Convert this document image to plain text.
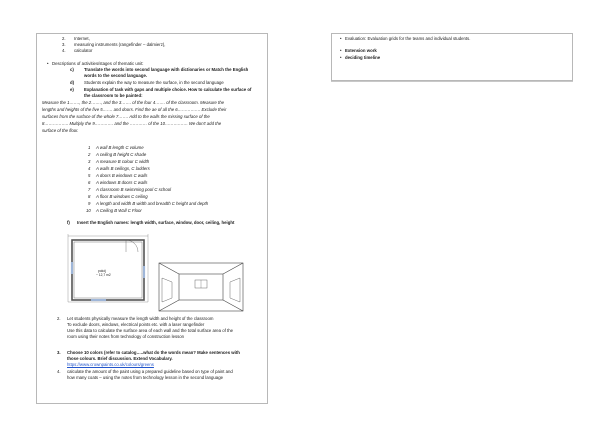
2. Internet,
3. measuring instruments (rangefinder – dalmierz),
4. calculator
• Descriptions of activities/stages of thematic unit:
c) Translate the words into second language with dictionaries or Match the English
words to the second language.
d) Students explain the way to measure the surface, in the second language
e) Explanation of task with gaps and multiple choice. How to calculate the surface of
the classroom to be painted:
Measure the 1……., the 2……., and the 3……. of the four 4……. of the classroom. Measure the
lengths and heights of the five 5……. and doors. Find the ae of all the 6……………. Exclude their
surfaces from the surface of the whole 7……. Add to the walls the missing surface of the
8…………….. Multiply the 9…………. and the ………… of the 10……………. We don't add the
surface of the floor.
1 A wall B length C volume
2 A ceiling B height C shade
3 A measure B colour C width
4 A walls B ceilings, C ladders
5 A doors B windows C walls
6 A windows B doors C walls
7 A classroom B swimming pool C school
8 A floor B windows C ceiling
9 A length and width B width and breadth C height and depth
10 A Ceiling B Wall C Floor
f) Insert the English names: length width, surface, window, door, ceiling, height
pokój
~ 12,7 m2
2. Let students physically measure the length width and height of the classroom
To exclude doors, windows, electrical points etc. with a laser rangefinder
Use this data to calculate the surface area of each wall and the total surface area of the
room using their notes from technology of construction lesson
3. Choose 10 colors (refer to catalog…..what do the words mean? Make sentences with
those colours. Brief discussion. Extend Vocabulary.
https://www.crownpaints.co.uk/colours/greens
4. calculate the amount of the paint using a prepared guideline based on type of paint and
how many coats – using the notes from technology lesson in the second language
• Evaluation: Evaluation grids for the teams and individual students.
• Extension work
• deciding timeline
***
## TASK DETAILS
Copy out every line in the entries above that holds "this".

## WRITTEN REPLY
Convert this document image to plain text.
Use this data to calculate the surface area of each wall and the total surface area of the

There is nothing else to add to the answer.